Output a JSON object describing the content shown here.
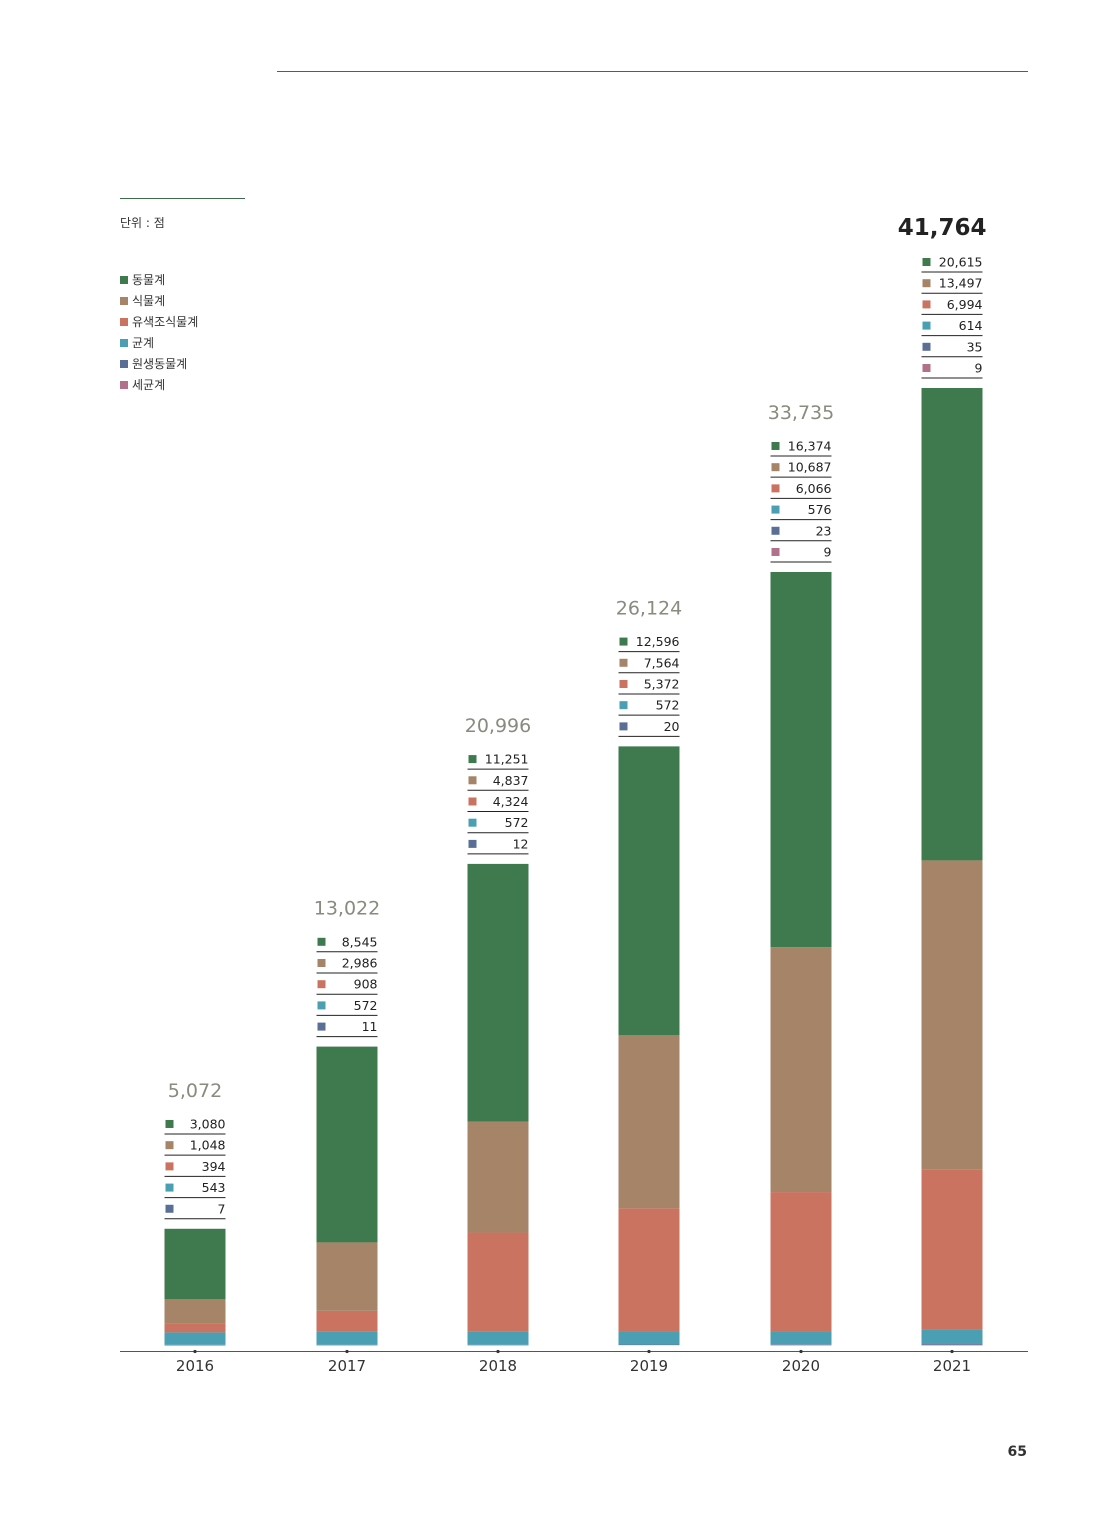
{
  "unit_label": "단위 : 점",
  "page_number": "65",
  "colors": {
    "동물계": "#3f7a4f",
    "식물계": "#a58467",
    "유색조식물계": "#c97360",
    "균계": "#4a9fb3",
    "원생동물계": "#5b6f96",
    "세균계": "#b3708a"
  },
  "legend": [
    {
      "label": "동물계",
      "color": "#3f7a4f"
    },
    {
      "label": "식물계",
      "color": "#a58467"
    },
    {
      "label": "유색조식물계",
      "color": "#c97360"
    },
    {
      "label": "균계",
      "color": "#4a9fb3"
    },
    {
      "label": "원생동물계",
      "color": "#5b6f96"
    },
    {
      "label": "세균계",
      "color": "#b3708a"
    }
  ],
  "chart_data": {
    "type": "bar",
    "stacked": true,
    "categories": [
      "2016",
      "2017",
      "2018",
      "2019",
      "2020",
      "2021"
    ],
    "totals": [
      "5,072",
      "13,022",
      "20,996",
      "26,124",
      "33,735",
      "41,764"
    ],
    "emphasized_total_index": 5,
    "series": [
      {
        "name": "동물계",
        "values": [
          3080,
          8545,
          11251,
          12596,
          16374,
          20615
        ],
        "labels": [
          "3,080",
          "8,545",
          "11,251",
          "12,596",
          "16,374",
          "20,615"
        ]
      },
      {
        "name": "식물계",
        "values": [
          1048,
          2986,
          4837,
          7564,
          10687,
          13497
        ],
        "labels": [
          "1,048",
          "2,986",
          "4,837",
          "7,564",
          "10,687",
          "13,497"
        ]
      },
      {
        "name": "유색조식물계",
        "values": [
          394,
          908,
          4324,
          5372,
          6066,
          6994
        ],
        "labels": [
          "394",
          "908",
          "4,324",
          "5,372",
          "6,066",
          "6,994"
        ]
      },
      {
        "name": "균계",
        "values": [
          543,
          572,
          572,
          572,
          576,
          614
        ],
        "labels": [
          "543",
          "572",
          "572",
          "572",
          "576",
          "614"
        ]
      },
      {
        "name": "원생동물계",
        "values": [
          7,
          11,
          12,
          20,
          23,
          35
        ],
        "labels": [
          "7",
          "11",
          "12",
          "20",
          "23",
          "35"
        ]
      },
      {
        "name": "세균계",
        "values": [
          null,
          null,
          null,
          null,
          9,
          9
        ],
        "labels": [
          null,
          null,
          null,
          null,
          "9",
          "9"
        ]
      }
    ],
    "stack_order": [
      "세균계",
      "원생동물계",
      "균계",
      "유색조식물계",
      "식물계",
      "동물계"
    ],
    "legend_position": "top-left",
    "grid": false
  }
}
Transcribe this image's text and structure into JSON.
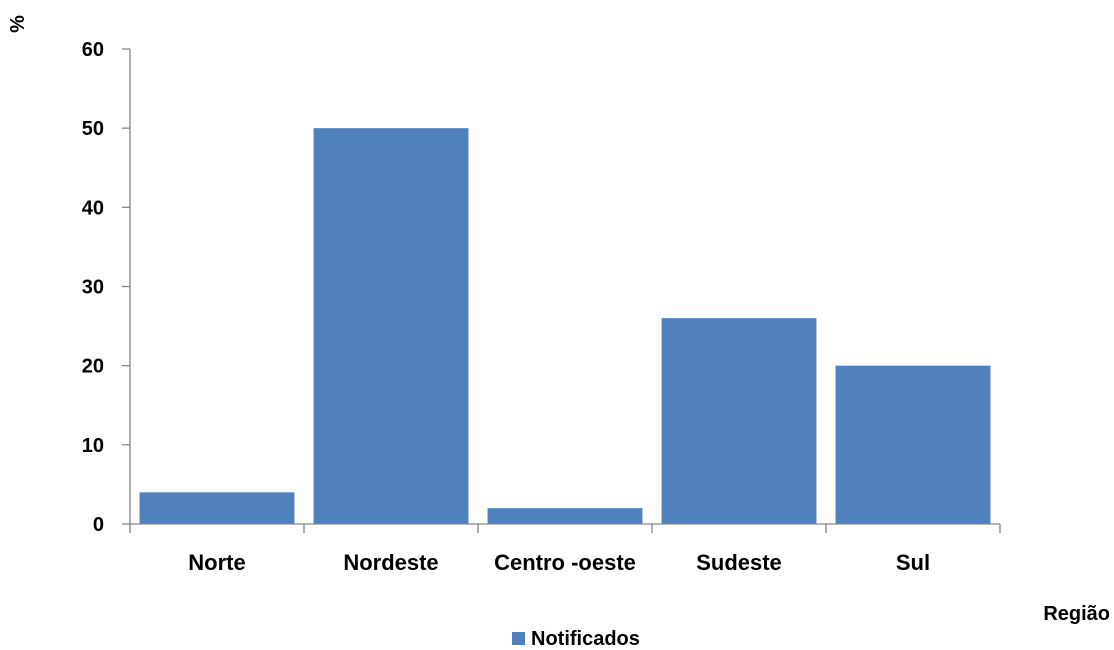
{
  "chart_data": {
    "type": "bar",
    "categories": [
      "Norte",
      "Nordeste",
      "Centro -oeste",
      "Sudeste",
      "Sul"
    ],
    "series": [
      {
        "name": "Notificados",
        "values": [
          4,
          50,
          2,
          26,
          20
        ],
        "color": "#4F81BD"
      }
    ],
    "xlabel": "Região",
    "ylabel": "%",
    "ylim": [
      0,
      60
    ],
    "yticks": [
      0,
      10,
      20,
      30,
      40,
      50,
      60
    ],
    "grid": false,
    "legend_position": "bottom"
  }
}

** EXERCISE TASK **
Reproduce each entry verbatim, excluding any embedded images.

** ANSWER FOR THE TASK **
Output a JSON object describing the content shown here.
{
  "unit_label": "단위 : 점",
  "page_number": "65",
  "colors": {
    "동물계": "#3f7a4f",
    "식물계": "#a58467",
    "유색조식물계": "#c97360",
    "균계": "#4a9fb3",
    "원생동물계": "#5b6f96",
    "세균계": "#b3708a"
  },
  "legend": [
    {
      "label": "동물계",
      "color": "#3f7a4f"
    },
    {
      "label": "식물계",
      "color": "#a58467"
    },
    {
      "label": "유색조식물계",
      "color": "#c97360"
    },
    {
      "label": "균계",
      "color": "#4a9fb3"
    },
    {
      "label": "원생동물계",
      "color": "#5b6f96"
    },
    {
      "label": "세균계",
      "color": "#b3708a"
    }
  ],
  "chart_data": {
    "type": "bar",
    "stacked": true,
    "categories": [
      "2016",
      "2017",
      "2018",
      "2019",
      "2020",
      "2021"
    ],
    "totals": [
      "5,072",
      "13,022",
      "20,996",
      "26,124",
      "33,735",
      "41,764"
    ],
    "emphasized_total_index": 5,
    "series": [
      {
        "name": "동물계",
        "values": [
          3080,
          8545,
          11251,
          12596,
          16374,
          20615
        ],
        "labels": [
          "3,080",
          "8,545",
          "11,251",
          "12,596",
          "16,374",
          "20,615"
        ]
      },
      {
        "name": "식물계",
        "values": [
          1048,
          2986,
          4837,
          7564,
          10687,
          13497
        ],
        "labels": [
          "1,048",
          "2,986",
          "4,837",
          "7,564",
          "10,687",
          "13,497"
        ]
      },
      {
        "name": "유색조식물계",
        "values": [
          394,
          908,
          4324,
          5372,
          6066,
          6994
        ],
        "labels": [
          "394",
          "908",
          "4,324",
          "5,372",
          "6,066",
          "6,994"
        ]
      },
      {
        "name": "균계",
        "values": [
          543,
          572,
          572,
          572,
          576,
          614
        ],
        "labels": [
          "543",
          "572",
          "572",
          "572",
          "576",
          "614"
        ]
      },
      {
        "name": "원생동물계",
        "values": [
          7,
          11,
          12,
          20,
          23,
          35
        ],
        "labels": [
          "7",
          "11",
          "12",
          "20",
          "23",
          "35"
        ]
      },
      {
        "name": "세균계",
        "values": [
          null,
          null,
          null,
          null,
          9,
          9
        ],
        "labels": [
          null,
          null,
          null,
          null,
          "9",
          "9"
        ]
      }
    ],
    "stack_order": [
      "세균계",
      "원생동물계",
      "균계",
      "유색조식물계",
      "식물계",
      "동물계"
    ],
    "legend_position": "top-left",
    "grid": false
  }
}
Transcribe this image's text and structure into JSON.
{
  "chart_data": {
    "type": "bar",
    "categories": [
      "Norte",
      "Nordeste",
      "Centro -oeste",
      "Sudeste",
      "Sul"
    ],
    "series": [
      {
        "name": "Notificados",
        "values": [
          4,
          50,
          2,
          26,
          20
        ],
        "color": "#4F81BD"
      }
    ],
    "xlabel": "Região",
    "ylabel": "%",
    "ylim": [
      0,
      60
    ],
    "yticks": [
      0,
      10,
      20,
      30,
      40,
      50,
      60
    ],
    "grid": false,
    "legend_position": "bottom"
  }
}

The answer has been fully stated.